**Task directions:** The records that follow should be retyped word for word.

(Collected data)
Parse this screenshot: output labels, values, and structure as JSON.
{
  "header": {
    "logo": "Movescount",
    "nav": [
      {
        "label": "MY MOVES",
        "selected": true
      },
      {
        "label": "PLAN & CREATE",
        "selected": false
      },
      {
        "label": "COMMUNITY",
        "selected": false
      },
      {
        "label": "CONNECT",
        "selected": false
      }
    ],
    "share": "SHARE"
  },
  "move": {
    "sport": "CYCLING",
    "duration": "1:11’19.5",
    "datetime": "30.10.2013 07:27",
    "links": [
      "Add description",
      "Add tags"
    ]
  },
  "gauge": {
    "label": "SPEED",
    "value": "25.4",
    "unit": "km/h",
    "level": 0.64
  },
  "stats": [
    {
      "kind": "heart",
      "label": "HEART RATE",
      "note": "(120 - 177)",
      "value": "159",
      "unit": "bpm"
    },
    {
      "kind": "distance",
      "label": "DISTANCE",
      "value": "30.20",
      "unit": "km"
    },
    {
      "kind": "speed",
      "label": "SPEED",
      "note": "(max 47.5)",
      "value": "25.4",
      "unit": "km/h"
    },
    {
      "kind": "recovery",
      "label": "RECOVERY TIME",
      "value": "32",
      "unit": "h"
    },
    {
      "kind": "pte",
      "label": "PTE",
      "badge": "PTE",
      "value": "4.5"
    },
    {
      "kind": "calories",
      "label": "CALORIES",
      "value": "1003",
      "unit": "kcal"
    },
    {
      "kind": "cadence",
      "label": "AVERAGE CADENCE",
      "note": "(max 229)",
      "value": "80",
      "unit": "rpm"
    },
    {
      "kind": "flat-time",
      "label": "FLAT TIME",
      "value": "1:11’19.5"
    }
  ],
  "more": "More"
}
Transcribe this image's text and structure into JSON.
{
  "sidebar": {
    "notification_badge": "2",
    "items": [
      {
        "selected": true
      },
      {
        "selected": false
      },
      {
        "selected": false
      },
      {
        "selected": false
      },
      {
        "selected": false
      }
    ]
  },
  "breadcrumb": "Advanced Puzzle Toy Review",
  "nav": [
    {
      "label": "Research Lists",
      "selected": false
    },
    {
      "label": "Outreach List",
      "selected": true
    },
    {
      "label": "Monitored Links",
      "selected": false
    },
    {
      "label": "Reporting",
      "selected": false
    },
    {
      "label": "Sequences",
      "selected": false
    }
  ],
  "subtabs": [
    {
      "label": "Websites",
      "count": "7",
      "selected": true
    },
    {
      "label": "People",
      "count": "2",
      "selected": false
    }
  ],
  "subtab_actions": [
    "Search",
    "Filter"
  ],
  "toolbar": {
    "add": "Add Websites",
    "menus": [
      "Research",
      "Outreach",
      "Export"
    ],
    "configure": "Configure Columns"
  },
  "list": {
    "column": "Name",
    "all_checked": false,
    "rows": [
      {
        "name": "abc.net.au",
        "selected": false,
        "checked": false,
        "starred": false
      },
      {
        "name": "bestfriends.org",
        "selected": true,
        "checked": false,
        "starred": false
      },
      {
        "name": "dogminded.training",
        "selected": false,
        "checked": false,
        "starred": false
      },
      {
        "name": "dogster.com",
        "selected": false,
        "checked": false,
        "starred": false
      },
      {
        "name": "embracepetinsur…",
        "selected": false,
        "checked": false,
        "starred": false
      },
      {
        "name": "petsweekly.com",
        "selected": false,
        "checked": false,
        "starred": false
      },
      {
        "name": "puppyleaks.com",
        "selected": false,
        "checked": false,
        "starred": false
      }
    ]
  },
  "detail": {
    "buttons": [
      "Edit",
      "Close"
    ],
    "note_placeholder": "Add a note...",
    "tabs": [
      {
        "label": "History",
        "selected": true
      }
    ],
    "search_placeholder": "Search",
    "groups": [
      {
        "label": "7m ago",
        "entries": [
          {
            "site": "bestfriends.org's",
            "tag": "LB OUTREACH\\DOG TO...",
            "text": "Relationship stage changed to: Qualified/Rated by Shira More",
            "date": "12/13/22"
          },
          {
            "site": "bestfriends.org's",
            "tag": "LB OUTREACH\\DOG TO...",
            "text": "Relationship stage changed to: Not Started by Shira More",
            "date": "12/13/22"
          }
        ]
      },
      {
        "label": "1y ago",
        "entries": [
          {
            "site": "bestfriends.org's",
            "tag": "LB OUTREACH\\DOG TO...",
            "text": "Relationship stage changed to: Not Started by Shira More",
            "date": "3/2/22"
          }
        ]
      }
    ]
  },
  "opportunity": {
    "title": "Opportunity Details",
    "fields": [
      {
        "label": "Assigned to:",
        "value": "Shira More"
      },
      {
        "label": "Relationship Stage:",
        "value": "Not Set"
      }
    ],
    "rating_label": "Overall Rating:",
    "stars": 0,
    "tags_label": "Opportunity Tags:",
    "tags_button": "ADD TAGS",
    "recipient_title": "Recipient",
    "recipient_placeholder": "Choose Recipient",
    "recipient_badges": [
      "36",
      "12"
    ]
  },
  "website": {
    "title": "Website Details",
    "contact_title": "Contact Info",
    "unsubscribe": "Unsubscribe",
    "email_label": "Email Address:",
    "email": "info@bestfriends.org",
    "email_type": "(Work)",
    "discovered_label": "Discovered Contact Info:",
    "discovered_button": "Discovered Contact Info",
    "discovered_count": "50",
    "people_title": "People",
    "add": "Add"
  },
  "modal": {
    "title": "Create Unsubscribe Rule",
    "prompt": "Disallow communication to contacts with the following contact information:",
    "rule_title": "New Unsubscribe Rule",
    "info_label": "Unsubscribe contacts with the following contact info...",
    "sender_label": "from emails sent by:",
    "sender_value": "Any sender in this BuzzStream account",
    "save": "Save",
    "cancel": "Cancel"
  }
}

**Solution for this task:**
Parse this screenshot: output labels, values, and structure as JSON.
{
  "header": {
    "logo": "Movescount",
    "nav": [
      {
        "label": "MY MOVES",
        "selected": true
      },
      {
        "label": "PLAN & CREATE",
        "selected": false
      },
      {
        "label": "COMMUNITY",
        "selected": false
      },
      {
        "label": "CONNECT",
        "selected": false
      }
    ],
    "share": "SHARE"
  },
  "move": {
    "sport": "CYCLING",
    "duration": "1:11’19.5",
    "datetime": "30.10.2013 07:27",
    "links": [
      "Add description",
      "Add tags"
    ]
  },
  "gauge": {
    "label": "SPEED",
    "value": "25.4",
    "unit": "km/h",
    "level": 0.64
  },
  "stats": [
    {
      "kind": "heart",
      "label": "HEART RATE",
      "note": "(120 - 177)",
      "value": "159",
      "unit": "bpm"
    },
    {
      "kind": "distance",
      "label": "DISTANCE",
      "value": "30.20",
      "unit": "km"
    },
    {
      "kind": "speed",
      "label": "SPEED",
      "note": "(max 47.5)",
      "value": "25.4",
      "unit": "km/h"
    },
    {
      "kind": "recovery",
      "label": "RECOVERY TIME",
      "value": "32",
      "unit": "h"
    },
    {
      "kind": "pte",
      "label": "PTE",
      "badge": "PTE",
      "value": "4.5"
    },
    {
      "kind": "calories",
      "label": "CALORIES",
      "value": "1003",
      "unit": "kcal"
    },
    {
      "kind": "cadence",
      "label": "AVERAGE CADENCE",
      "note": "(max 229)",
      "value": "80",
      "unit": "rpm"
    },
    {
      "kind": "flat-time",
      "label": "FLAT TIME",
      "value": "1:11’19.5"
    }
  ],
  "more": "More"
}
Transcribe this image's text and structure into JSON.
{
  "sidebar": {
    "notification_badge": "2",
    "items": [
      {
        "selected": true
      },
      {
        "selected": false
      },
      {
        "selected": false
      },
      {
        "selected": false
      },
      {
        "selected": false
      }
    ]
  },
  "breadcrumb": "Advanced Puzzle Toy Review",
  "nav": [
    {
      "label": "Research Lists",
      "selected": false
    },
    {
      "label": "Outreach List",
      "selected": true
    },
    {
      "label": "Monitored Links",
      "selected": false
    },
    {
      "label": "Reporting",
      "selected": false
    },
    {
      "label": "Sequences",
      "selected": false
    }
  ],
  "subtabs": [
    {
      "label": "Websites",
      "count": "7",
      "selected": true
    },
    {
      "label": "People",
      "count": "2",
      "selected": false
    }
  ],
  "subtab_actions": [
    "Search",
    "Filter"
  ],
  "toolbar": {
    "add": "Add Websites",
    "menus": [
      "Research",
      "Outreach",
      "Export"
    ],
    "configure": "Configure Columns"
  },
  "list": {
    "column": "Name",
    "all_checked": false,
    "rows": [
      {
        "name": "abc.net.au",
        "selected": false,
        "checked": false,
        "starred": false
      },
      {
        "name": "bestfriends.org",
        "selected": true,
        "checked": false,
        "starred": false
      },
      {
        "name": "dogminded.training",
        "selected": false,
        "checked": false,
        "starred": false
      },
      {
        "name": "dogster.com",
        "selected": false,
        "checked": false,
        "starred": false
      },
      {
        "name": "embracepetinsur…",
        "selected": false,
        "checked": false,
        "starred": false
      },
      {
        "name": "petsweekly.com",
        "selected": false,
        "checked": false,
        "starred": false
      },
      {
        "name": "puppyleaks.com",
        "selected": false,
        "checked": false,
        "starred": false
      }
    ]
  },
  "detail": {
    "buttons": [
      "Edit",
      "Close"
    ],
    "note_placeholder": "Add a note...",
    "tabs": [
      {
        "label": "History",
        "selected": true
      }
    ],
    "search_placeholder": "Search",
    "groups": [
      {
        "label": "7m ago",
        "entries": [
          {
            "site": "bestfriends.org's",
            "tag": "LB OUTREACH\\DOG TO...",
            "text": "Relationship stage changed to: Qualified/Rated by Shira More",
            "date": "12/13/22"
          },
          {
            "site": "bestfriends.org's",
            "tag": "LB OUTREACH\\DOG TO...",
            "text": "Relationship stage changed to: Not Started by Shira More",
            "date": "12/13/22"
          }
        ]
      },
      {
        "label": "1y ago",
        "entries": [
          {
            "site": "bestfriends.org's",
            "tag": "LB OUTREACH\\DOG TO...",
            "text": "Relationship stage changed to: Not Started by Shira More",
            "date": "3/2/22"
          }
        ]
      }
    ]
  },
  "opportunity": {
    "title": "Opportunity Details",
    "fields": [
      {
        "label": "Assigned to:",
        "value": "Shira More"
      },
      {
        "label": "Relationship Stage:",
        "value": "Not Set"
      }
    ],
    "rating_label": "Overall Rating:",
    "stars": 0,
    "tags_label": "Opportunity Tags:",
    "tags_button": "ADD TAGS",
    "recipient_title": "Recipient",
    "recipient_placeholder": "Choose Recipient",
    "recipient_badges": [
      "36",
      "12"
    ]
  },
  "website": {
    "title": "Website Details",
    "contact_title": "Contact Info",
    "unsubscribe": "Unsubscribe",
    "email_label": "Email Address:",
    "email": "info@bestfriends.org",
    "email_type": "(Work)",
    "discovered_label": "Discovered Contact Info:",
    "discovered_button": "Discovered Contact Info",
    "discovered_count": "50",
    "people_title": "People",
    "add": "Add"
  },
  "modal": {
    "title": "Create Unsubscribe Rule",
    "prompt": "Disallow communication to contacts with the following contact information:",
    "rule_title": "New Unsubscribe Rule",
    "info_label": "Unsubscribe contacts with the following contact info...",
    "sender_label": "from emails sent by:",
    "sender_value": "Any sender in this BuzzStream account",
    "save": "Save",
    "cancel": "Cancel"
  }
}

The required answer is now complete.